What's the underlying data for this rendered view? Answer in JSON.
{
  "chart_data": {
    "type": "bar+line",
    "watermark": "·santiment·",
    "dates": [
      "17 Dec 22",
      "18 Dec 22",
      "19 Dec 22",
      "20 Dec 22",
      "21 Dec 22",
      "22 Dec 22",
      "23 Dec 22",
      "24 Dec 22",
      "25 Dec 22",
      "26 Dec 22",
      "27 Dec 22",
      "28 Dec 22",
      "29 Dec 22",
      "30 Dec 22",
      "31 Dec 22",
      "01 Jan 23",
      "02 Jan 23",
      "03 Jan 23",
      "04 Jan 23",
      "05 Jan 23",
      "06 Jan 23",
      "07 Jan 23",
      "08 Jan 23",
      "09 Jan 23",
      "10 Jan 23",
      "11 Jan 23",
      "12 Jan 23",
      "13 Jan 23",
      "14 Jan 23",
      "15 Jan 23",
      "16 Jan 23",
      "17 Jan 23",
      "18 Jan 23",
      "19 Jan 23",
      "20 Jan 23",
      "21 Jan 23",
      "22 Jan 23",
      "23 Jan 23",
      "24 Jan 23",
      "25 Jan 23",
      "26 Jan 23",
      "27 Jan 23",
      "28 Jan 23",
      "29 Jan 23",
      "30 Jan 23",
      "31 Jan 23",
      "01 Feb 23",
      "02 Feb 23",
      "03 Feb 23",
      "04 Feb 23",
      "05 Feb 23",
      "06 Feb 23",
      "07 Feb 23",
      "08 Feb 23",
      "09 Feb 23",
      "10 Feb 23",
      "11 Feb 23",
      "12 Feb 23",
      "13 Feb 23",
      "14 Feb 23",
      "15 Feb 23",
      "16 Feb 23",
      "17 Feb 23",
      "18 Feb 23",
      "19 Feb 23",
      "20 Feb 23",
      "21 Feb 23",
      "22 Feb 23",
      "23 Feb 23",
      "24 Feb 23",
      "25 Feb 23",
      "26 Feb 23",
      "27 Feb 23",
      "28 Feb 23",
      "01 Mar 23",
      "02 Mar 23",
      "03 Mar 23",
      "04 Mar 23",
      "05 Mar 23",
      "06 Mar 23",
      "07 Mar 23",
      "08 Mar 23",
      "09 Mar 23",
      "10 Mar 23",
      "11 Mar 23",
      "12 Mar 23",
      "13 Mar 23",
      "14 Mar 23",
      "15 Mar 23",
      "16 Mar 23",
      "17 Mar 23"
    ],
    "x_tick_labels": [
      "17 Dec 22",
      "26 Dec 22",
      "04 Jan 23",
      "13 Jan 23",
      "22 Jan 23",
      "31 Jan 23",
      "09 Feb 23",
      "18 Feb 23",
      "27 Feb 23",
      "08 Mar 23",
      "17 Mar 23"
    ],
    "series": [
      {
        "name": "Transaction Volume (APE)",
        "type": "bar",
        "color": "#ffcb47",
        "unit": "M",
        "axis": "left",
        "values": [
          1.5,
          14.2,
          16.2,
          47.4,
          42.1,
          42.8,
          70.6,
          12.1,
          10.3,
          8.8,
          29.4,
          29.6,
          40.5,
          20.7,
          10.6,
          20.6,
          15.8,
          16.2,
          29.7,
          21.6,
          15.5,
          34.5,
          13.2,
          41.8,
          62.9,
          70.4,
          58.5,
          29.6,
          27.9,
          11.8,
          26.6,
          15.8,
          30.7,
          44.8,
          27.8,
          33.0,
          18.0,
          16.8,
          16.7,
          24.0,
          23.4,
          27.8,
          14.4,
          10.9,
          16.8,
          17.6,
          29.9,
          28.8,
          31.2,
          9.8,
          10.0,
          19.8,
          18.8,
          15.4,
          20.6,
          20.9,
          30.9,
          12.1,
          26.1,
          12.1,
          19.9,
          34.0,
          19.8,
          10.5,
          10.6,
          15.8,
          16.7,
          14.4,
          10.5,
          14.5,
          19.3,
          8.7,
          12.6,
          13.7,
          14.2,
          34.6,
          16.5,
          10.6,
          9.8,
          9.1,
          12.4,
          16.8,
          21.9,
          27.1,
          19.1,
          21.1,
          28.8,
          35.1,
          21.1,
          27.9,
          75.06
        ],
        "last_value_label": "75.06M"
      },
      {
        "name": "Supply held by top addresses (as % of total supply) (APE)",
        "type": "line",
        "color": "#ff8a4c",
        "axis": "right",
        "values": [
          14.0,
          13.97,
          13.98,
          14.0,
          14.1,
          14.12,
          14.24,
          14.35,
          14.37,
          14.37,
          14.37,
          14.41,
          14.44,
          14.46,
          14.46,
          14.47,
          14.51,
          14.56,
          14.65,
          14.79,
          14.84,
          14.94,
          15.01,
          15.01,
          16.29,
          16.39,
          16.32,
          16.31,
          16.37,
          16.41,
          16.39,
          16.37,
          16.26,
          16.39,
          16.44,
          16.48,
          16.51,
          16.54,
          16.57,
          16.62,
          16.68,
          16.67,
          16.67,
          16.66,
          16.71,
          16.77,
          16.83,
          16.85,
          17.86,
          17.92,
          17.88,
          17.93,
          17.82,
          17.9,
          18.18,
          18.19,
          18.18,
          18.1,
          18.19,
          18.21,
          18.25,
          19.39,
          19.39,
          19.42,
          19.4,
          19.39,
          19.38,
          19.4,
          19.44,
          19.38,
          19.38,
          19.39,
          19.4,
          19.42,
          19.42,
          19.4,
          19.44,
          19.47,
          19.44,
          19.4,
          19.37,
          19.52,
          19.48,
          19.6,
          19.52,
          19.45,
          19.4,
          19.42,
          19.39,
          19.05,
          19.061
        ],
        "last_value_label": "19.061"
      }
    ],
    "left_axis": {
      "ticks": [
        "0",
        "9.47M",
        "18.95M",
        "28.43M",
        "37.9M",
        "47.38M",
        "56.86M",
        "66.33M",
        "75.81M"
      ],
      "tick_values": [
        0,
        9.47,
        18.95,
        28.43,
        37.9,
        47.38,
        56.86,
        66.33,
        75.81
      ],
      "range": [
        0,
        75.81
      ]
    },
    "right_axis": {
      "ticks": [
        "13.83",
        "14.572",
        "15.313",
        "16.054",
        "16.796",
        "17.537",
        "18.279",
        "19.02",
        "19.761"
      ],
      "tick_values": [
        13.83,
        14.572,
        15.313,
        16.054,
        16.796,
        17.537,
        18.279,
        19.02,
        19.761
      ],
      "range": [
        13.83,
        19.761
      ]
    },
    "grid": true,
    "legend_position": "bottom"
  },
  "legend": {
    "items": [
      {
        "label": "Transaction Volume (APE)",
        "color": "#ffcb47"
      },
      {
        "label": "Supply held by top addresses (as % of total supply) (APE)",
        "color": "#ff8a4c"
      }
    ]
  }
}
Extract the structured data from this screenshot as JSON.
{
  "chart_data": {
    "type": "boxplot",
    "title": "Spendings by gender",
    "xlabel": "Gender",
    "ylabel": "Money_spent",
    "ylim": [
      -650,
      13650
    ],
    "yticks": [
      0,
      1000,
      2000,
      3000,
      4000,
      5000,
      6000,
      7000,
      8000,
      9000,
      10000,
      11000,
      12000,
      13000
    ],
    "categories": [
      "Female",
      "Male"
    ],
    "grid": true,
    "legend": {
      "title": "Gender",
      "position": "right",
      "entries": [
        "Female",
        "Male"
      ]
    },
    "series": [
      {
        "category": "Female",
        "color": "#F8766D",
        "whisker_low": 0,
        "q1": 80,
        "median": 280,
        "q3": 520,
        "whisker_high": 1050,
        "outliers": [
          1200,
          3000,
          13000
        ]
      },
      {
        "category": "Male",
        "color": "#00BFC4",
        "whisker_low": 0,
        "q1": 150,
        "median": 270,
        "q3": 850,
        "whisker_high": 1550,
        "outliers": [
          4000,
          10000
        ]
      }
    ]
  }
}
——————————
* _WORK TO COMPLETE_
In the records above, locate the lines holding the word "Volume". Copy each of them.

* _EXERCISE SOLUTION_
        "name": "Transaction Volume (APE)",
        "label": "Transaction Volume (APE)",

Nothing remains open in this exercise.